## begin Data provided

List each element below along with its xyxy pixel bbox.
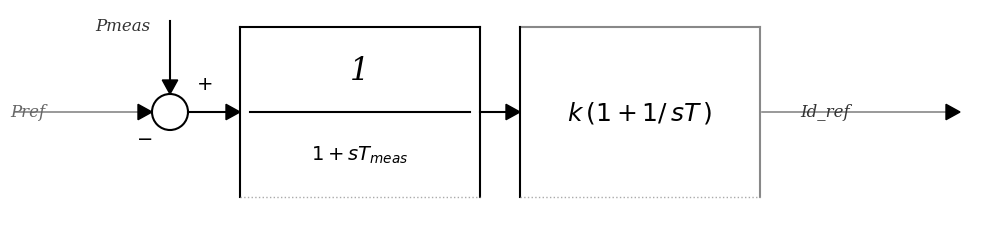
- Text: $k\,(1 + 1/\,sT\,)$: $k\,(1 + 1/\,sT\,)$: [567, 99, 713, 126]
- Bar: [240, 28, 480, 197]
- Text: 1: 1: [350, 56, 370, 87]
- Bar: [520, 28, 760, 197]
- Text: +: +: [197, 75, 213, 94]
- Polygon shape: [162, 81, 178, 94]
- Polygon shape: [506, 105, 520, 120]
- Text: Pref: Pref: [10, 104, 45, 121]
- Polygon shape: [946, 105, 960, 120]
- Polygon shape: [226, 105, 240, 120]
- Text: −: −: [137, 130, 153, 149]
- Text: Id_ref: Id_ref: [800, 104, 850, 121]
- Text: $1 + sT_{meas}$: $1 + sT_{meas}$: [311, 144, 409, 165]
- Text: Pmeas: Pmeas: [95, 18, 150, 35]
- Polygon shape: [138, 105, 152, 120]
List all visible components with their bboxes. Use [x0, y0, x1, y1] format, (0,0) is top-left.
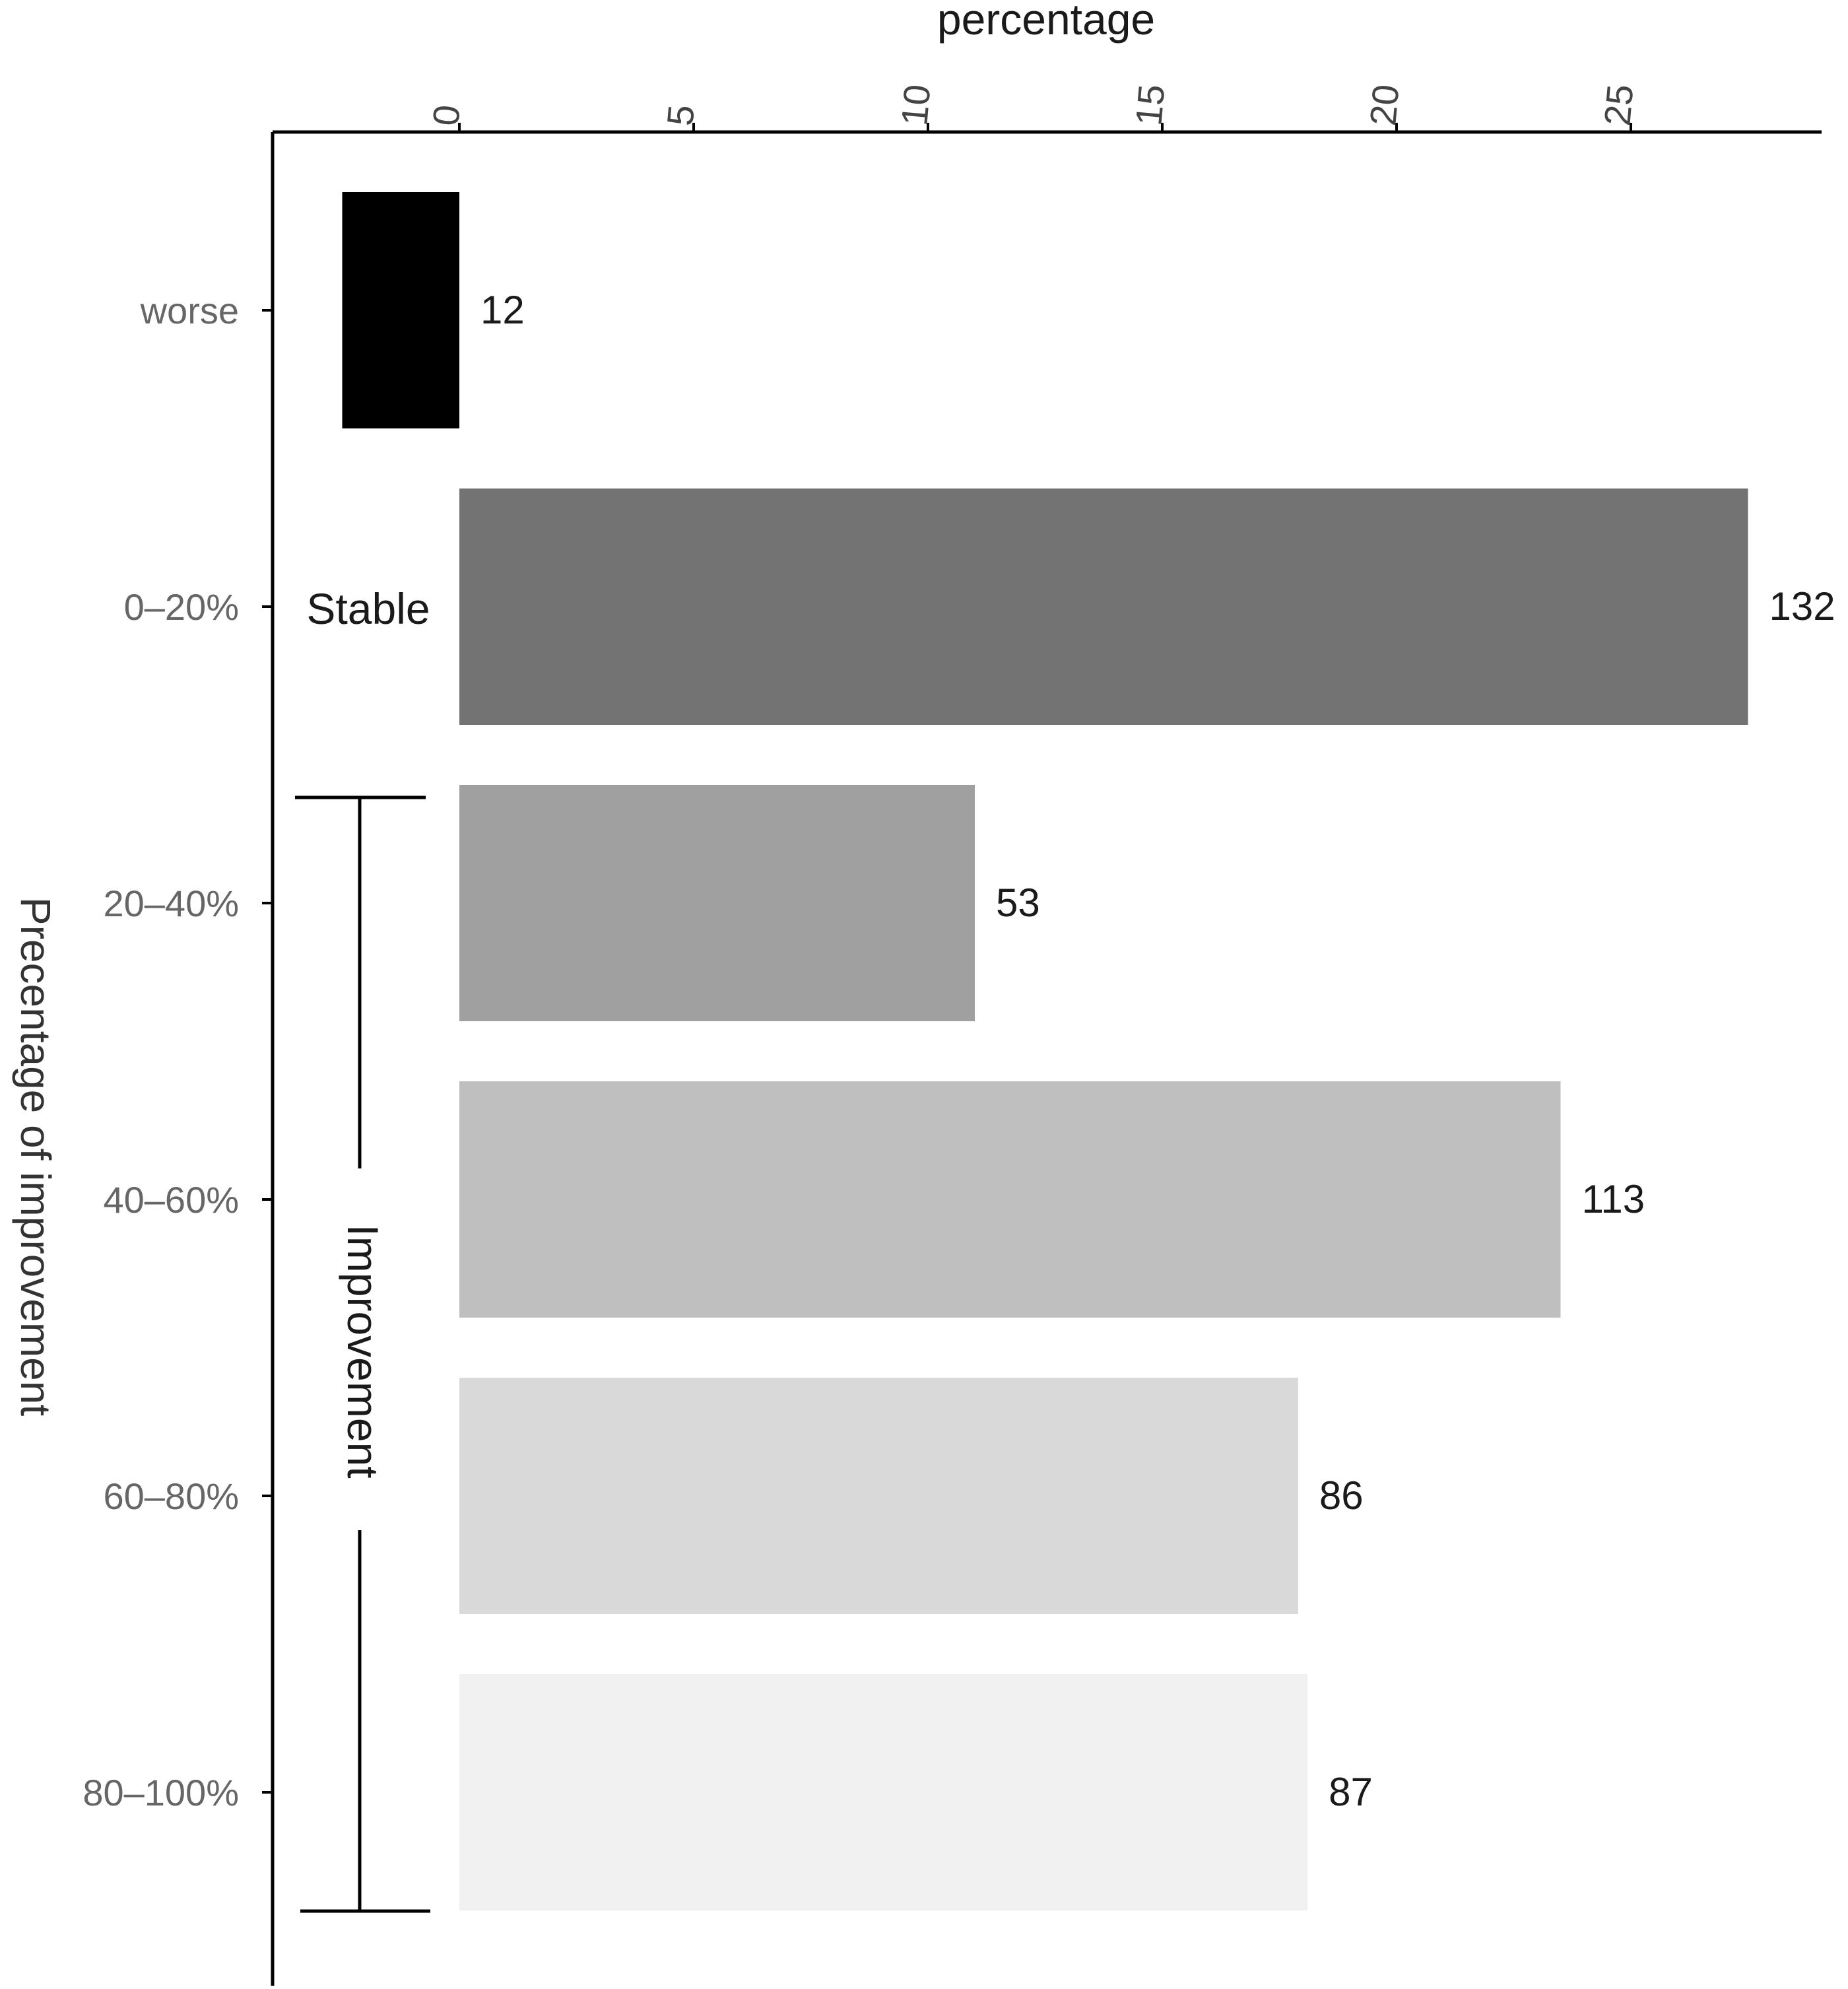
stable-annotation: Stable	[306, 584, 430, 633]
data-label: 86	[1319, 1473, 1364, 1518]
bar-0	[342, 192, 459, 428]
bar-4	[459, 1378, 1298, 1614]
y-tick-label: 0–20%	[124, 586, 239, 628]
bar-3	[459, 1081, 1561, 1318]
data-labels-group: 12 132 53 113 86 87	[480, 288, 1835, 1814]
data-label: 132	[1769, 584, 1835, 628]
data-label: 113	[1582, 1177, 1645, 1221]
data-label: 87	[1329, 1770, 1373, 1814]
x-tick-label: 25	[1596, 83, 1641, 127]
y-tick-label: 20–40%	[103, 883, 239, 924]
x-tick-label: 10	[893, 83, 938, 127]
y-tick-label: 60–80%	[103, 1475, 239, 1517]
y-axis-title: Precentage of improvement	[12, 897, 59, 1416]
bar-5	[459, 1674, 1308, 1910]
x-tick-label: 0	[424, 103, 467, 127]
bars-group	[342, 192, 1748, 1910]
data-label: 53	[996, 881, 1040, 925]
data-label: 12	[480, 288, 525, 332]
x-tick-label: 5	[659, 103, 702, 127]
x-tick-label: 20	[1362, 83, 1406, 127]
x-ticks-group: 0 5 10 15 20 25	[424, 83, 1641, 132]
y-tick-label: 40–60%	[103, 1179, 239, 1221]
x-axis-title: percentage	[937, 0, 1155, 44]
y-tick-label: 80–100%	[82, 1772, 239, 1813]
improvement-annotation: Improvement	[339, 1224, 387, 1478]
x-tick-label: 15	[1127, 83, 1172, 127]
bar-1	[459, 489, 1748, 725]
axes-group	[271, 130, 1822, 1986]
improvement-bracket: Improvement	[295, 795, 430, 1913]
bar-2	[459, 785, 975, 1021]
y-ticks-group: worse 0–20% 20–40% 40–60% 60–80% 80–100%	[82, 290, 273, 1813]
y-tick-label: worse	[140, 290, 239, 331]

## end Data provided

Can you transcribe every one of the lines above word for word, leaving the pictures out of your answer?

List each element below along with its xyxy pixel bbox.
- Text: $k\,(1 + 1/\,sT\,)$: $k\,(1 + 1/\,sT\,)$: [567, 99, 713, 126]
- Bar: [240, 28, 480, 197]
- Text: 1: 1: [350, 56, 370, 87]
- Bar: [520, 28, 760, 197]
- Text: +: +: [197, 75, 213, 94]
- Polygon shape: [162, 81, 178, 94]
- Polygon shape: [506, 105, 520, 120]
- Text: Pref: Pref: [10, 104, 45, 121]
- Polygon shape: [946, 105, 960, 120]
- Polygon shape: [226, 105, 240, 120]
- Text: −: −: [137, 130, 153, 149]
- Text: Id_ref: Id_ref: [800, 104, 850, 121]
- Text: $1 + sT_{meas}$: $1 + sT_{meas}$: [311, 144, 409, 165]
- Text: Pmeas: Pmeas: [95, 18, 150, 35]
- Polygon shape: [138, 105, 152, 120]
List all visible components with their bboxes. Use [x0, y0, x1, y1] format, (0,0) is top-left.
stable-annotation: Stable	[306, 584, 430, 633]
data-label: 86	[1319, 1473, 1364, 1518]
bar-0	[342, 192, 459, 428]
bar-4	[459, 1378, 1298, 1614]
y-tick-label: 0–20%	[124, 586, 239, 628]
bar-3	[459, 1081, 1561, 1318]
data-labels-group: 12 132 53 113 86 87	[480, 288, 1835, 1814]
data-label: 132	[1769, 584, 1835, 628]
data-label: 113	[1582, 1177, 1645, 1221]
data-label: 87	[1329, 1770, 1373, 1814]
x-tick-label: 25	[1596, 83, 1641, 127]
y-tick-label: 20–40%	[103, 883, 239, 924]
x-tick-label: 10	[893, 83, 938, 127]
y-tick-label: 60–80%	[103, 1475, 239, 1517]
y-axis-title: Precentage of improvement	[12, 897, 59, 1416]
bar-5	[459, 1674, 1308, 1910]
x-tick-label: 0	[424, 103, 467, 127]
bars-group	[342, 192, 1748, 1910]
data-label: 53	[996, 881, 1040, 925]
data-label: 12	[480, 288, 525, 332]
x-tick-label: 5	[659, 103, 702, 127]
x-tick-label: 20	[1362, 83, 1406, 127]
x-ticks-group: 0 5 10 15 20 25	[424, 83, 1641, 132]
y-tick-label: 40–60%	[103, 1179, 239, 1221]
x-axis-title: percentage	[937, 0, 1155, 44]
y-tick-label: 80–100%	[82, 1772, 239, 1813]
improvement-annotation: Improvement	[339, 1224, 387, 1478]
x-tick-label: 15	[1127, 83, 1172, 127]
bar-1	[459, 489, 1748, 725]
axes-group	[271, 130, 1822, 1986]
improvement-bracket: Improvement	[295, 795, 430, 1913]
bar-2	[459, 785, 975, 1021]
y-ticks-group: worse 0–20% 20–40% 40–60% 60–80% 80–100%	[82, 290, 273, 1813]
y-tick-label: worse	[140, 290, 239, 331]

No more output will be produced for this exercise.